### DIRECTION:
Using the data below, gather each line that includes the word "this".

Data items
>>>>>

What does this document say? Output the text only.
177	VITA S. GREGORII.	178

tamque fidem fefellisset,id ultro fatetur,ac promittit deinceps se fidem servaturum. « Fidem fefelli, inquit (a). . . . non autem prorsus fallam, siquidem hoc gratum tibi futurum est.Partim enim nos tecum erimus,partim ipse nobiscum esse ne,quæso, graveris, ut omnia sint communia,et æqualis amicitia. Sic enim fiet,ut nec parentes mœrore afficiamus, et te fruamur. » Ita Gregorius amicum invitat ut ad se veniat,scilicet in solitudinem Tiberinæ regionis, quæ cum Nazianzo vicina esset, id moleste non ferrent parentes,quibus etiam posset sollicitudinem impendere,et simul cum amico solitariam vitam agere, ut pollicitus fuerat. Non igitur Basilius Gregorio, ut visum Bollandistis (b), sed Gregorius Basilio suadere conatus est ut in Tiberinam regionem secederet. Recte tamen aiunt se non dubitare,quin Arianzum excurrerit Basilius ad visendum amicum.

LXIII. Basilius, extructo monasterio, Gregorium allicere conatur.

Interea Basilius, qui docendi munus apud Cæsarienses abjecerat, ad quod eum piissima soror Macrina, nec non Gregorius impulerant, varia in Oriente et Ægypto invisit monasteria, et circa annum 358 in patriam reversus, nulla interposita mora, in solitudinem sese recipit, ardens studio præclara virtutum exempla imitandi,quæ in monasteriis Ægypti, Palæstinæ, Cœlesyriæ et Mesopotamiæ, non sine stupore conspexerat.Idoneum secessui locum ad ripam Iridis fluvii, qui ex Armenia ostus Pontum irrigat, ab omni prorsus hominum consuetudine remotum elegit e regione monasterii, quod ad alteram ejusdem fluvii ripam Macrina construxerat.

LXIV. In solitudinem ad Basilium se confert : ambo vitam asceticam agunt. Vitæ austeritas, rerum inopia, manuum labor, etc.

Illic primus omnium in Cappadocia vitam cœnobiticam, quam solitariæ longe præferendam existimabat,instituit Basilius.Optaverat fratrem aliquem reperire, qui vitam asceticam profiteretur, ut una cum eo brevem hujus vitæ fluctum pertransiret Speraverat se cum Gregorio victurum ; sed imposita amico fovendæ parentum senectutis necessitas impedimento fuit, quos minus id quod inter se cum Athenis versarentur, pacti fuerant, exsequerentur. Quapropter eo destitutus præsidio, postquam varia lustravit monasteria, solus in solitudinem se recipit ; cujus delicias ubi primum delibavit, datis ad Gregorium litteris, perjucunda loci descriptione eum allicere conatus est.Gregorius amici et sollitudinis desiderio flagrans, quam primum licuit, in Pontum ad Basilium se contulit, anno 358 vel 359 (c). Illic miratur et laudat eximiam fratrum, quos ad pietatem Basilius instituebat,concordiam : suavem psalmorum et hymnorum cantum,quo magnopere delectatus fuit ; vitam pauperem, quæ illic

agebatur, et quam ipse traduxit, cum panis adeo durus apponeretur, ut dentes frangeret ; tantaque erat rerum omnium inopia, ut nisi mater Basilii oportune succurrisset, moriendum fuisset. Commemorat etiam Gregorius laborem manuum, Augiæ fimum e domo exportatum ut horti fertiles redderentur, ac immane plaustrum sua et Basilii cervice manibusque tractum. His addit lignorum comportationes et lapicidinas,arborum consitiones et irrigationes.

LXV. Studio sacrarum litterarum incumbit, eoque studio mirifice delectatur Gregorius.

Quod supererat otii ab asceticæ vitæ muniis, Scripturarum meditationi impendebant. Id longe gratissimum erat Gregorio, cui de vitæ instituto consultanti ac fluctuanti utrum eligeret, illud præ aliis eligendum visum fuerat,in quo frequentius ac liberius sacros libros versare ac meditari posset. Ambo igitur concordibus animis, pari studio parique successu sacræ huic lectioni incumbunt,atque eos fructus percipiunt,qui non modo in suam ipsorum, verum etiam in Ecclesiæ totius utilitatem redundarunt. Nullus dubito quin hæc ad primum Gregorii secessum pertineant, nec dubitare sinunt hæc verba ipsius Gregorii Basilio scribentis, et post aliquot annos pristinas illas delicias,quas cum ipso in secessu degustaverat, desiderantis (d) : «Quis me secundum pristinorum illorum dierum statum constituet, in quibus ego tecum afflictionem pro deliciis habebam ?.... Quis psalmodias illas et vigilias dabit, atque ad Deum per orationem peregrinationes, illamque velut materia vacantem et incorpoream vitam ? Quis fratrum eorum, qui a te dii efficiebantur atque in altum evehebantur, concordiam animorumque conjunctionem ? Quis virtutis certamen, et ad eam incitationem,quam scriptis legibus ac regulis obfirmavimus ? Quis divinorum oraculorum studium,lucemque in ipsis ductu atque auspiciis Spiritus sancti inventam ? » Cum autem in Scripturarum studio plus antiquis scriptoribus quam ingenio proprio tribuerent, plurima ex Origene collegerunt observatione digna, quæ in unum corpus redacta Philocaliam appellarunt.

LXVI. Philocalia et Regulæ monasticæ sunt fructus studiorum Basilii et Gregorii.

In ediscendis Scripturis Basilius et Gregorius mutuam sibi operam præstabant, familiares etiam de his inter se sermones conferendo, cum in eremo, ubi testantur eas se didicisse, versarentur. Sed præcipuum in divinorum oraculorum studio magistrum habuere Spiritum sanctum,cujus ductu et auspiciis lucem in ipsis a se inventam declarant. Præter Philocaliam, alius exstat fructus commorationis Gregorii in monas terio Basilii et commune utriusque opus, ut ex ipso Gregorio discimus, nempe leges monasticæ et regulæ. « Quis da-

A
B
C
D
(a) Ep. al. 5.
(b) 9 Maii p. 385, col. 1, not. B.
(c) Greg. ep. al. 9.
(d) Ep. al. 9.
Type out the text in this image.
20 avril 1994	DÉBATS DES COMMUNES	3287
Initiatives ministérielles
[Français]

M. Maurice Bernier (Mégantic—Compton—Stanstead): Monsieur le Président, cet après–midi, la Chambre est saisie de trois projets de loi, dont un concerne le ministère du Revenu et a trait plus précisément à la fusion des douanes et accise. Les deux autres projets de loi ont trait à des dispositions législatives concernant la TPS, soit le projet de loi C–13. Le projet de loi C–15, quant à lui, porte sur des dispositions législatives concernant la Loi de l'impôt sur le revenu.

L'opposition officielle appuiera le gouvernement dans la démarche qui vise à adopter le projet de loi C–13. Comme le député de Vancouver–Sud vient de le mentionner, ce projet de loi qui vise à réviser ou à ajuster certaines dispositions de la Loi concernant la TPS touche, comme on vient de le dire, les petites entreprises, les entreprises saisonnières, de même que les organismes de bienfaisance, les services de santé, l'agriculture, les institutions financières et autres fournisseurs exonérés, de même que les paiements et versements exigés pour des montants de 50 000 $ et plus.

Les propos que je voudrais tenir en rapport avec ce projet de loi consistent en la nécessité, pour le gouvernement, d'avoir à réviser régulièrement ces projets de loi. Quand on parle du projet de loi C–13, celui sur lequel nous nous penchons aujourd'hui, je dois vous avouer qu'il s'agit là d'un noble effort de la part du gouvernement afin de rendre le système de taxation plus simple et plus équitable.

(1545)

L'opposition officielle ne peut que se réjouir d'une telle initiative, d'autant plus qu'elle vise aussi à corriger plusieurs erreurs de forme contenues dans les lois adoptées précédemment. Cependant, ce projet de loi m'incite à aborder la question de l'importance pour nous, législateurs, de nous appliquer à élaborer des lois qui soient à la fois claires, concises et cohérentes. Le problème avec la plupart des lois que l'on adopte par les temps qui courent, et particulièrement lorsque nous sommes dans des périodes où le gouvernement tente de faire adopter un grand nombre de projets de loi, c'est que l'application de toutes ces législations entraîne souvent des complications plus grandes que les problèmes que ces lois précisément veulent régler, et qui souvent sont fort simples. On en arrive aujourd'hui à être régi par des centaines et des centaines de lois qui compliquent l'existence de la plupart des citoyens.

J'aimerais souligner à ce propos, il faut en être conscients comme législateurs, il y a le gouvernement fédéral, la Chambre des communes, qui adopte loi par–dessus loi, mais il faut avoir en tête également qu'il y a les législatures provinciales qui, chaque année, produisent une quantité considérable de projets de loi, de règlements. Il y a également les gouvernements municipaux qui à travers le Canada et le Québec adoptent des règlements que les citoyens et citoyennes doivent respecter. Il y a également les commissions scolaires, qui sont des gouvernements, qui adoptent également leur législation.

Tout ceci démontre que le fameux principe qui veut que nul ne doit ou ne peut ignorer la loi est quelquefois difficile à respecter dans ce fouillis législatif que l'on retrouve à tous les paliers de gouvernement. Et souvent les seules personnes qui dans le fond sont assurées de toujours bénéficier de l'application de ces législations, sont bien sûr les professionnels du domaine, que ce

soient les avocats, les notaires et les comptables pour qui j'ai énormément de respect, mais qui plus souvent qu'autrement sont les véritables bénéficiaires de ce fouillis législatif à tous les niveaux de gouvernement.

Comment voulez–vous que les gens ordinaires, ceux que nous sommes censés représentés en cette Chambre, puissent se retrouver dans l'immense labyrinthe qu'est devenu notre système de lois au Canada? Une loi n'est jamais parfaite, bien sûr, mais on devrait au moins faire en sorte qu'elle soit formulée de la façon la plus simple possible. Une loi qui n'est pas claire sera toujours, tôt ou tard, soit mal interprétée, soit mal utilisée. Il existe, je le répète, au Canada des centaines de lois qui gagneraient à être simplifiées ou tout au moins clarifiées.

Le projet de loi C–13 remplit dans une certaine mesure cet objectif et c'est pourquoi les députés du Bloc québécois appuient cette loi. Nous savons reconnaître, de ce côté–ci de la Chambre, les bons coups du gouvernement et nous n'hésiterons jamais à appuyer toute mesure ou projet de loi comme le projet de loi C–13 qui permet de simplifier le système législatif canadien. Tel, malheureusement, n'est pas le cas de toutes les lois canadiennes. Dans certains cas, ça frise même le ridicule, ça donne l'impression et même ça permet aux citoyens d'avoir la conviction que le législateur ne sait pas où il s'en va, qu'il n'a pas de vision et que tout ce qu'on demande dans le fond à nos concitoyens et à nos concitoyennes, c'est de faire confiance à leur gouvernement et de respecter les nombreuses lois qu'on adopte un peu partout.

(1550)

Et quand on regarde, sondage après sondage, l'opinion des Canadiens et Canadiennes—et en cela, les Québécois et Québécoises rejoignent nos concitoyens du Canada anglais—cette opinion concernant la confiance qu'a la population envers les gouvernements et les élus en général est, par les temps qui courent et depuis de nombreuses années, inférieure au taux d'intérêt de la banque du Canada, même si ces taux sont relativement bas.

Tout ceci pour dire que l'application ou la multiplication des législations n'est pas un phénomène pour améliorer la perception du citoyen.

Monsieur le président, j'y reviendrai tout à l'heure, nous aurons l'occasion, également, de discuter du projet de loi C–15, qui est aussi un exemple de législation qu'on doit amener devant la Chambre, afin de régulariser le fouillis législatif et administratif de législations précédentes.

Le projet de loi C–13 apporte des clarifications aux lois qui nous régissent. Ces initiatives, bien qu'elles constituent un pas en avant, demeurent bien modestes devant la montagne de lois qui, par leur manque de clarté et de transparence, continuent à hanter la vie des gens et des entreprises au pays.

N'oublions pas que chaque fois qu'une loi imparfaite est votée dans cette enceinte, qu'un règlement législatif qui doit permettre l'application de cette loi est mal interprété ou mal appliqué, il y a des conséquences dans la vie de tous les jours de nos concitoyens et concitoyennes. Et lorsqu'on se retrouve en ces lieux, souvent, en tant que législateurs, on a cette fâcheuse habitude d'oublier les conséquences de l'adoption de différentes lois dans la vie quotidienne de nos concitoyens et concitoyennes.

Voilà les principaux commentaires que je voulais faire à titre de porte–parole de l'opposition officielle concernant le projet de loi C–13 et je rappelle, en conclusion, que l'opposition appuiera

<<<<<

### COMPLETED EXERCISE:
What does this document say? Output the text only.
Type out the text in this image.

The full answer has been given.